BEGIN Input records
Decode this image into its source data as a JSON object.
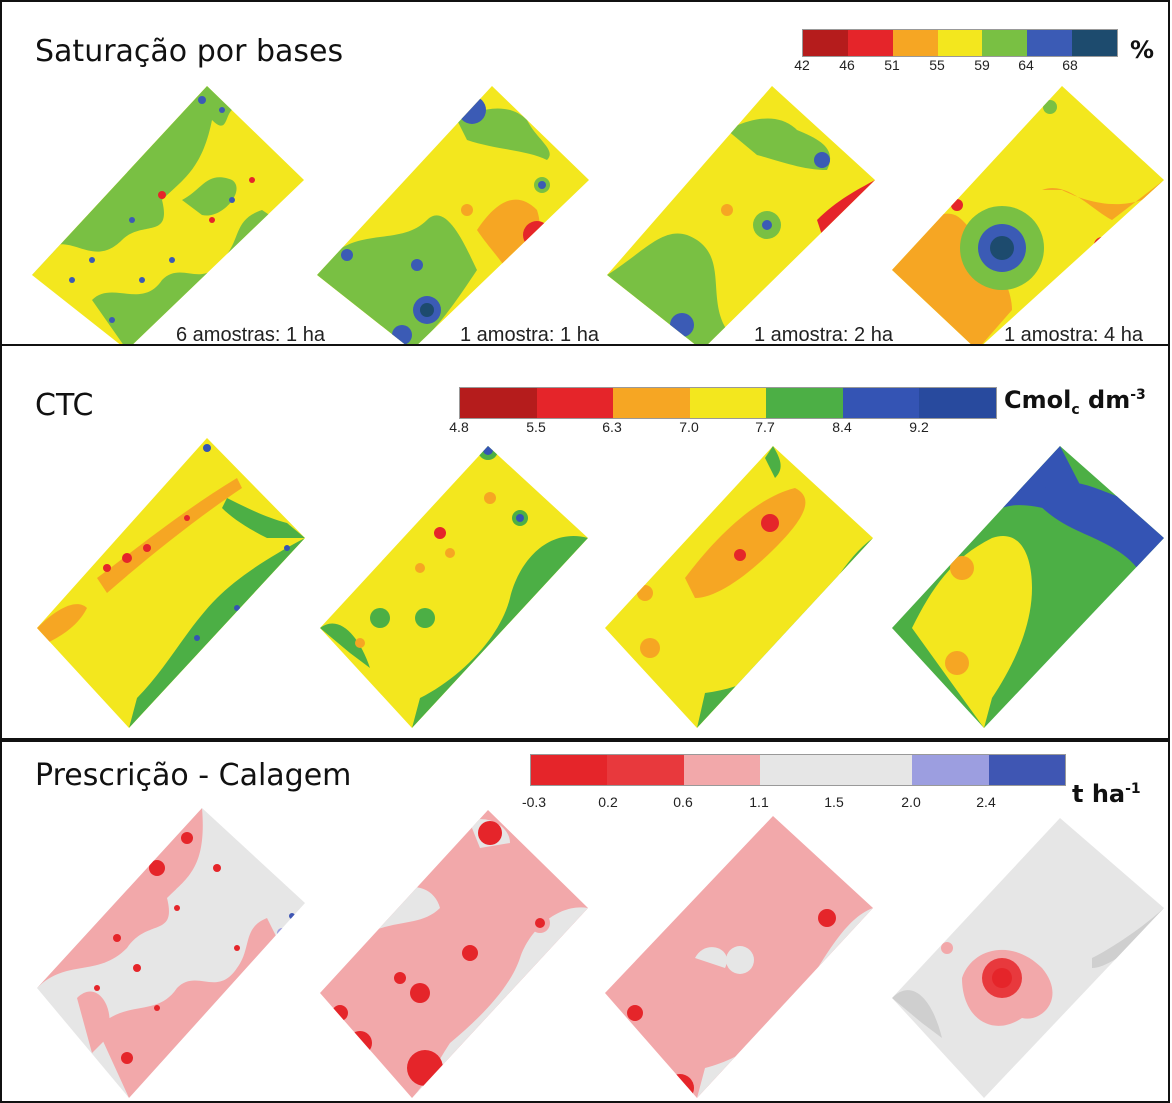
{
  "panels": [
    {
      "title": "Saturação por bases",
      "legend": {
        "colors": [
          "#b51c1c",
          "#e5252a",
          "#f6a623",
          "#f3e71e",
          "#79c043",
          "#3b5bb5",
          "#1d4b6e"
        ],
        "ticks": [
          "42",
          "46",
          "51",
          "55",
          "59",
          "64",
          "68"
        ],
        "unit": "%"
      },
      "captions": [
        "6 amostras: 1 ha",
        "1 amostra: 1 ha",
        "1 amostra: 2 ha",
        "1 amostra: 4 ha"
      ]
    },
    {
      "title": "CTC",
      "legend": {
        "colors": [
          "#b51c1c",
          "#e5252a",
          "#f6a623",
          "#f3e71e",
          "#4caf45",
          "#3454b4",
          "#284a9e"
        ],
        "ticks": [
          "4.8",
          "5.5",
          "6.3",
          "7.0",
          "7.7",
          "8.4",
          "9.2"
        ],
        "unit_base": "Cmol",
        "unit_sub": "c",
        "unit_mid": " dm",
        "unit_sup": "-3"
      }
    },
    {
      "title": "Prescrição - Calagem",
      "legend": {
        "colors": [
          "#e5252a",
          "#e8393d",
          "#f2a8aa",
          "#e6e6e6",
          "#e6e6e6",
          "#9c9ee0",
          "#3f56b3"
        ],
        "ticks": [
          "-0.3",
          "0.2",
          "0.6",
          "1.1",
          "1.5",
          "2.0",
          "2.4"
        ],
        "unit_base": "t ha",
        "unit_sup": "-1"
      }
    }
  ]
}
END Input records
--- Task description ---
Return to the listing above and set it down exactly, leaving out its pictures.

--- The result ---
Decode this image into its source data as a JSON object.
{
  "panels": [
    {
      "title": "Saturação por bases",
      "legend": {
        "colors": [
          "#b51c1c",
          "#e5252a",
          "#f6a623",
          "#f3e71e",
          "#79c043",
          "#3b5bb5",
          "#1d4b6e"
        ],
        "ticks": [
          "42",
          "46",
          "51",
          "55",
          "59",
          "64",
          "68"
        ],
        "unit": "%"
      },
      "captions": [
        "6 amostras: 1 ha",
        "1 amostra: 1 ha",
        "1 amostra: 2 ha",
        "1 amostra: 4 ha"
      ]
    },
    {
      "title": "CTC",
      "legend": {
        "colors": [
          "#b51c1c",
          "#e5252a",
          "#f6a623",
          "#f3e71e",
          "#4caf45",
          "#3454b4",
          "#284a9e"
        ],
        "ticks": [
          "4.8",
          "5.5",
          "6.3",
          "7.0",
          "7.7",
          "8.4",
          "9.2"
        ],
        "unit_base": "Cmol",
        "unit_sub": "c",
        "unit_mid": " dm",
        "unit_sup": "-3"
      }
    },
    {
      "title": "Prescrição - Calagem",
      "legend": {
        "colors": [
          "#e5252a",
          "#e8393d",
          "#f2a8aa",
          "#e6e6e6",
          "#e6e6e6",
          "#9c9ee0",
          "#3f56b3"
        ],
        "ticks": [
          "-0.3",
          "0.2",
          "0.6",
          "1.1",
          "1.5",
          "2.0",
          "2.4"
        ],
        "unit_base": "t ha",
        "unit_sup": "-1"
      }
    }
  ]
}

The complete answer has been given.